[Excerpts from a figure dataset]

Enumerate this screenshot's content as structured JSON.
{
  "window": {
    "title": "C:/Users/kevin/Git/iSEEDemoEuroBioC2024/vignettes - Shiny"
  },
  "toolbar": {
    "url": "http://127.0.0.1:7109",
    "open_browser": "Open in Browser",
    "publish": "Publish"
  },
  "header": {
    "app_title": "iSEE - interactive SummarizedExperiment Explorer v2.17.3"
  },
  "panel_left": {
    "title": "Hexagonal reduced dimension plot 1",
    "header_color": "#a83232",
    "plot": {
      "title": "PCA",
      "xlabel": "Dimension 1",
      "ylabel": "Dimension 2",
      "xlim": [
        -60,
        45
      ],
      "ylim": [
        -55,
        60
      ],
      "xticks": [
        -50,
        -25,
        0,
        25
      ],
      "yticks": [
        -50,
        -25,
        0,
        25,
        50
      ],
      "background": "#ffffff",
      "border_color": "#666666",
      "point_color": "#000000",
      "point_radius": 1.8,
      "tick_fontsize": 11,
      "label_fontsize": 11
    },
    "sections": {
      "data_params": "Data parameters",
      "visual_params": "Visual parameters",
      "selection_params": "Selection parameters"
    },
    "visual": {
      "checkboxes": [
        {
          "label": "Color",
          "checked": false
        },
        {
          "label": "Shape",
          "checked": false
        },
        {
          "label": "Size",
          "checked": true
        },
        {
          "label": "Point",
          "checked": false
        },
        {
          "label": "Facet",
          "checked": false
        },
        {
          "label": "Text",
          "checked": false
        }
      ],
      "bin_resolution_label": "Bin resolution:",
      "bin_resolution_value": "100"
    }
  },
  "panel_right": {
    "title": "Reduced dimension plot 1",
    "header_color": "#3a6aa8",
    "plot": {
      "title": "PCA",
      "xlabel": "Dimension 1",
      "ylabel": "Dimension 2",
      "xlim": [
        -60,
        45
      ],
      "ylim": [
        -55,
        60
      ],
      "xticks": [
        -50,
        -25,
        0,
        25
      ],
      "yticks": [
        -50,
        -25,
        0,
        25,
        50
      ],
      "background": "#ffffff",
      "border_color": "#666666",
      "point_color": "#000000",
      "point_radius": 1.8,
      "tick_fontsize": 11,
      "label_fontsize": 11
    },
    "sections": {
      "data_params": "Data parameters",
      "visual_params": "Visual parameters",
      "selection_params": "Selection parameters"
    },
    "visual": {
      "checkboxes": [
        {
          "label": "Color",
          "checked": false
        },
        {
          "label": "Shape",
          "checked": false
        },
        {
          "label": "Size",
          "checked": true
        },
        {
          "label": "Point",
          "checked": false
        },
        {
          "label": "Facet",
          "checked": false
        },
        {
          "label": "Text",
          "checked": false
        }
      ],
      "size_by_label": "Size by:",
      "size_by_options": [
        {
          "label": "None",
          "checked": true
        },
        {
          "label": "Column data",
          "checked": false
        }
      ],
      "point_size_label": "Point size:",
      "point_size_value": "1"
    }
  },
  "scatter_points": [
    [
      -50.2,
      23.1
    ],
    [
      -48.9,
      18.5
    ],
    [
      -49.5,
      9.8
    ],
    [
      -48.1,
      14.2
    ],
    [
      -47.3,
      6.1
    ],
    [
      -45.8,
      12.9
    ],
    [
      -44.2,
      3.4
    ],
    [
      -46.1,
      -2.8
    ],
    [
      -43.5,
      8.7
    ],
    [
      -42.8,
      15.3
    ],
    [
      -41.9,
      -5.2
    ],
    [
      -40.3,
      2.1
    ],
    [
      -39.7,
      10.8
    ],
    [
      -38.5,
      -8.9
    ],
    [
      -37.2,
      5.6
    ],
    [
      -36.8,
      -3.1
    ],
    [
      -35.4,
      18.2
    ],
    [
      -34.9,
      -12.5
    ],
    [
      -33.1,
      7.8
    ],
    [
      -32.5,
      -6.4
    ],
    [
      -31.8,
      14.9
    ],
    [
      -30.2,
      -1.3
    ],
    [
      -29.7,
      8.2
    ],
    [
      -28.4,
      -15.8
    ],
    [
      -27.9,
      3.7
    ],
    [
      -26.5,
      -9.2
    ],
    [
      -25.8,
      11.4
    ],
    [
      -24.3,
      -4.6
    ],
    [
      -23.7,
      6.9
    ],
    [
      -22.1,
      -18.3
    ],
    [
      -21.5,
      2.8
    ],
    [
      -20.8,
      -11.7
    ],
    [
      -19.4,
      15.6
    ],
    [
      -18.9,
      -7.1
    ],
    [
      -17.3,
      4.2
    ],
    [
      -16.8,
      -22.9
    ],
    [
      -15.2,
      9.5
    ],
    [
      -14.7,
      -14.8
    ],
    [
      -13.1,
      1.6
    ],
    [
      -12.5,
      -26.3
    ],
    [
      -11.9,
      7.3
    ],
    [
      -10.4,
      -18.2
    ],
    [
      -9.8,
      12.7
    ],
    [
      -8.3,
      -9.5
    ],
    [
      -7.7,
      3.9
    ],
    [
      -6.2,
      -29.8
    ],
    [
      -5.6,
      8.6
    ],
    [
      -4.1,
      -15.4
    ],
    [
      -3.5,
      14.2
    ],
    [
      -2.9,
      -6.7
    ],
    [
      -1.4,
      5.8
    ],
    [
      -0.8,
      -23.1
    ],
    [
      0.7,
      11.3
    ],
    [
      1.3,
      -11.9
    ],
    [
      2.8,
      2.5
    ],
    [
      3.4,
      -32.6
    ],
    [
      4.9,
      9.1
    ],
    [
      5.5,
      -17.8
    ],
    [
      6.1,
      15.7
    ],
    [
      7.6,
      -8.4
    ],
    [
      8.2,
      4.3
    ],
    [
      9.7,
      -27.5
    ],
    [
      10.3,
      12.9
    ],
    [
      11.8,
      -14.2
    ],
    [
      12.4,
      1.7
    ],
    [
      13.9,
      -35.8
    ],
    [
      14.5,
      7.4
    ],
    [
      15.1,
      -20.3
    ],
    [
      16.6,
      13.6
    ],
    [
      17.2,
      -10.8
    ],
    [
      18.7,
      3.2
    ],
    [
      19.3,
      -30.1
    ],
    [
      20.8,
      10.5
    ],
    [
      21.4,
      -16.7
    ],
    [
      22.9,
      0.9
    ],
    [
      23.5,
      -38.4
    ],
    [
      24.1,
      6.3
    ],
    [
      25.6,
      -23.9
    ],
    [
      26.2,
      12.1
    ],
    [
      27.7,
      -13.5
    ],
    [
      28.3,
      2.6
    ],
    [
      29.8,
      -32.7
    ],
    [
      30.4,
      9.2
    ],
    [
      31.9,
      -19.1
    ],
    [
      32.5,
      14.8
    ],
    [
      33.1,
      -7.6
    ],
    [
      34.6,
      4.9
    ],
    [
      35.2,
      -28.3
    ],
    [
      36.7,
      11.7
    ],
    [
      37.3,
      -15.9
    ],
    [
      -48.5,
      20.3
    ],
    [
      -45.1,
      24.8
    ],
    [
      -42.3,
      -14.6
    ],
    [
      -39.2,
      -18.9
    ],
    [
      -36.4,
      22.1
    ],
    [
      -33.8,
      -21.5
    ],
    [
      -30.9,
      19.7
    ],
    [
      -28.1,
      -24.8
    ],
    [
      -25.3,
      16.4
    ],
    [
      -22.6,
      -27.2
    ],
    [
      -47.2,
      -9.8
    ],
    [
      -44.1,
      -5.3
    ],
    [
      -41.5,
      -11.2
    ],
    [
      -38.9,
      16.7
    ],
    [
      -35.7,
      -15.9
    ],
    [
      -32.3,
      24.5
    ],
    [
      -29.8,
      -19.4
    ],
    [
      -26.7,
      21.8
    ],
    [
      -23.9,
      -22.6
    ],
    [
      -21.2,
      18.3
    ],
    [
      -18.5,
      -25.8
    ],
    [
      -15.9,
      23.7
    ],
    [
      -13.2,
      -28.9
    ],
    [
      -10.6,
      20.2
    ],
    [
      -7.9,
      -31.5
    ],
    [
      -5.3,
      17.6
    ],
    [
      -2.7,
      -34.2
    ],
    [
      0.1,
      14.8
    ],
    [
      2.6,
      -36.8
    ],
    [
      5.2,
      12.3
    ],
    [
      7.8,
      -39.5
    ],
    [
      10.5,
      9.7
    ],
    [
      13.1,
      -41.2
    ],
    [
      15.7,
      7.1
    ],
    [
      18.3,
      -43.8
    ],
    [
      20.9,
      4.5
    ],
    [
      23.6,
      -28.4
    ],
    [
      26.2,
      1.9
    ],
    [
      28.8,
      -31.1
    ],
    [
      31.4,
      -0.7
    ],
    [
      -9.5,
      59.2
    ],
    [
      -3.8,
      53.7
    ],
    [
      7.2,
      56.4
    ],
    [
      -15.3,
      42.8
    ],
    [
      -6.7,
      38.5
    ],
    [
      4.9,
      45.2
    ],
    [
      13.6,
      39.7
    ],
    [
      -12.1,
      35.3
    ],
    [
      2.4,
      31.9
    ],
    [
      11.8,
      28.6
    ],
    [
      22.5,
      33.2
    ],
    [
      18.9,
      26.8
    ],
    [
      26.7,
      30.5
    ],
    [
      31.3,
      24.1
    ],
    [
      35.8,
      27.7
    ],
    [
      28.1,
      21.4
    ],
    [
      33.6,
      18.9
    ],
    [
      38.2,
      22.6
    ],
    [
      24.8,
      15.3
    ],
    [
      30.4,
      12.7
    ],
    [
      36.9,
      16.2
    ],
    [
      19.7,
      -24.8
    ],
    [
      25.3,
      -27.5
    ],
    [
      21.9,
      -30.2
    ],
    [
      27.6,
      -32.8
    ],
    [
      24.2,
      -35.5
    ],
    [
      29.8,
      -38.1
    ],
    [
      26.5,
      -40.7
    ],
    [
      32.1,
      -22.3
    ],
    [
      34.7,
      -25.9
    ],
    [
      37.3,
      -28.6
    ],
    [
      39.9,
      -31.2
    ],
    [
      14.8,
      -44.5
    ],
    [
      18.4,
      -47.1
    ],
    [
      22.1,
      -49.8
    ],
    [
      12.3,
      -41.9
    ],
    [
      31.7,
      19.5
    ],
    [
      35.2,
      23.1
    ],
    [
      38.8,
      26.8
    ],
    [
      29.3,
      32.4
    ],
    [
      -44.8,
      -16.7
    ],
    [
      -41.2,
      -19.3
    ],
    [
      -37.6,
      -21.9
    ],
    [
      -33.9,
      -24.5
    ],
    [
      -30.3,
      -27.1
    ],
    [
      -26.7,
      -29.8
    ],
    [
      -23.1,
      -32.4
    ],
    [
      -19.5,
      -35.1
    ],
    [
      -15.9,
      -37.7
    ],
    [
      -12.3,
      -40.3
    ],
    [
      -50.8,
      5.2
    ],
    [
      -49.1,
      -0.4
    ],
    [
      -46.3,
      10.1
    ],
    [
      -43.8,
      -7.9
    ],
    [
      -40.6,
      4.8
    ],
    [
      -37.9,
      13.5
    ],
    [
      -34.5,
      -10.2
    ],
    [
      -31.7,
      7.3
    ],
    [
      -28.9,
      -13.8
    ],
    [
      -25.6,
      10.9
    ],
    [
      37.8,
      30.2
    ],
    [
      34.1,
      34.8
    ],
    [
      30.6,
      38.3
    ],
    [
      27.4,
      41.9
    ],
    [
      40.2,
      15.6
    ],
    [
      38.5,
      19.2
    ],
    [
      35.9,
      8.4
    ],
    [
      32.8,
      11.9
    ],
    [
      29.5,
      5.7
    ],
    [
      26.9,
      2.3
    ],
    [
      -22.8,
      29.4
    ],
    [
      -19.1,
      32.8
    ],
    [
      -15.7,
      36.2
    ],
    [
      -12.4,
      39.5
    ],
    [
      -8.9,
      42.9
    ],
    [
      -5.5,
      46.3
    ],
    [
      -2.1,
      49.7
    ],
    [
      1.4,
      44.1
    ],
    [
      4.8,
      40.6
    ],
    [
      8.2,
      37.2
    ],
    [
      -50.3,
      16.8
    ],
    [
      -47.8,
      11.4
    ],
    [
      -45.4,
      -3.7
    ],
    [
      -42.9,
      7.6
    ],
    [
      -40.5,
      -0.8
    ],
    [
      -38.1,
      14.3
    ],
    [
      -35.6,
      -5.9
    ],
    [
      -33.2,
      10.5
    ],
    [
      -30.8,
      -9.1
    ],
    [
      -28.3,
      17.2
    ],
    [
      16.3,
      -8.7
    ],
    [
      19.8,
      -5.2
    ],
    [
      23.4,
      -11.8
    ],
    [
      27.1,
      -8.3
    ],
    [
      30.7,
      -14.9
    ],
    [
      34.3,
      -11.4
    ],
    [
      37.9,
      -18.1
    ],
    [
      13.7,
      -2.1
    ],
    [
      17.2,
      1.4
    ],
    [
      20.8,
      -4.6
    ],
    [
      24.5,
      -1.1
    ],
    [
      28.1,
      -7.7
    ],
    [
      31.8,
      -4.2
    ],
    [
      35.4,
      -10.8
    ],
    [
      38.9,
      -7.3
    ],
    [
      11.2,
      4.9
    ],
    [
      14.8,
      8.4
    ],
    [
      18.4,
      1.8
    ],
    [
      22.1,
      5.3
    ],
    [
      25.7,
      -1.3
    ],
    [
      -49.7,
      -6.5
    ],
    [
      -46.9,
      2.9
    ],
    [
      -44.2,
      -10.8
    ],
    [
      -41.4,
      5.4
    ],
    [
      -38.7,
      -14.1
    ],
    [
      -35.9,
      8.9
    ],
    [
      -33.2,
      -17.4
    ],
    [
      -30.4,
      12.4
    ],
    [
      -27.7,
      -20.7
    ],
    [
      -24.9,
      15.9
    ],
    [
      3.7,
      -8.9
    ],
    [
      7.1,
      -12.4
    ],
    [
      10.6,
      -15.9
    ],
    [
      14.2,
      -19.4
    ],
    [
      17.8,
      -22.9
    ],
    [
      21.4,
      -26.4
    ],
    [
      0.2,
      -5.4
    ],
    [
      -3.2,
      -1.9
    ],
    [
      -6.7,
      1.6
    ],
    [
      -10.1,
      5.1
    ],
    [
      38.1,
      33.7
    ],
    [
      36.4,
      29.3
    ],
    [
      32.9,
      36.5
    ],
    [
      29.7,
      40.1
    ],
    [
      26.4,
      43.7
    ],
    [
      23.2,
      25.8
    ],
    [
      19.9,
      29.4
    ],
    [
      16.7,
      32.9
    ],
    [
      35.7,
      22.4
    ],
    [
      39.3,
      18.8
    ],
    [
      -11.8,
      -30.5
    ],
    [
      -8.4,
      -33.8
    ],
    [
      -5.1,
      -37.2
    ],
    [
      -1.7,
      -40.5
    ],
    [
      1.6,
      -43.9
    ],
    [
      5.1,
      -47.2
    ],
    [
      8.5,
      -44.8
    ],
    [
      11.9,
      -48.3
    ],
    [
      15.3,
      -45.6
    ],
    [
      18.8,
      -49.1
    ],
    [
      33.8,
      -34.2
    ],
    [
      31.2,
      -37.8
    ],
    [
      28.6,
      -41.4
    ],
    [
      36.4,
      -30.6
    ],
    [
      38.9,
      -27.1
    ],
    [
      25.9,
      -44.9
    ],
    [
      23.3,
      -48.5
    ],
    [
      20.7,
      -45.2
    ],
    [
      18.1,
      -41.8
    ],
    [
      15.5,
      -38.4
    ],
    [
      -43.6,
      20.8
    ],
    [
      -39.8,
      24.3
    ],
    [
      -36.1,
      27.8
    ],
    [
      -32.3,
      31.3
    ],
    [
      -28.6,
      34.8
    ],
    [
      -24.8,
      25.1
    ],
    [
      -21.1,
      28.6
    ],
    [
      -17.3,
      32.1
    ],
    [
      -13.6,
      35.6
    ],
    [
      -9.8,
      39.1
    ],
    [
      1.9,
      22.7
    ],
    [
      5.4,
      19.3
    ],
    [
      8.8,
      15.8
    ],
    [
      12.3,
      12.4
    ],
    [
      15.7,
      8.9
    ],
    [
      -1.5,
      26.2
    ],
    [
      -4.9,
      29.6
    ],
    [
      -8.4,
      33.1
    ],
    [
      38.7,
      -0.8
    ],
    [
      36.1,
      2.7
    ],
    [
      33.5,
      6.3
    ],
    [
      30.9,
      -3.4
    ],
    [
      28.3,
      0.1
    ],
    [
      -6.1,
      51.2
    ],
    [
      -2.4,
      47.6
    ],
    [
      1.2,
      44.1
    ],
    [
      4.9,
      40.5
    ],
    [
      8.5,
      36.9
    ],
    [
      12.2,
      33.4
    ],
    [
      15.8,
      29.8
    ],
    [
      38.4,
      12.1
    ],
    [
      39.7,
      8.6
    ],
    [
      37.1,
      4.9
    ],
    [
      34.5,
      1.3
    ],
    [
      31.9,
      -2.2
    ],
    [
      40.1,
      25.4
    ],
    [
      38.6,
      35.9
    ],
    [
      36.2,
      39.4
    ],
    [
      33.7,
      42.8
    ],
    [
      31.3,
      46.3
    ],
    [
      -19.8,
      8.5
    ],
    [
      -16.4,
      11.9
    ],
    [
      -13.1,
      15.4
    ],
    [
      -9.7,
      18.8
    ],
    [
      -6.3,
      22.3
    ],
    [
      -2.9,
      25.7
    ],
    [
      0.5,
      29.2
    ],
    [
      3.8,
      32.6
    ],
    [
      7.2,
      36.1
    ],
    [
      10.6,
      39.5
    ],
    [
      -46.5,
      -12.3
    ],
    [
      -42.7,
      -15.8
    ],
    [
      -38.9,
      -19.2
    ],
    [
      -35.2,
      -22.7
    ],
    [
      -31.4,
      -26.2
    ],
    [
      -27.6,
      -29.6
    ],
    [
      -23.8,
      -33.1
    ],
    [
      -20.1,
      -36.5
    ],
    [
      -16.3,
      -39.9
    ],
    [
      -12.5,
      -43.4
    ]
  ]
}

■ Directions for this task: Pick out each line containing the string "plot" and copy it.

■ Answer to the exercise:
    "title": "Hexagonal reduced dimension plot 1",
    "plot": {
    "title": "Reduced dimension plot 1",
    "plot": {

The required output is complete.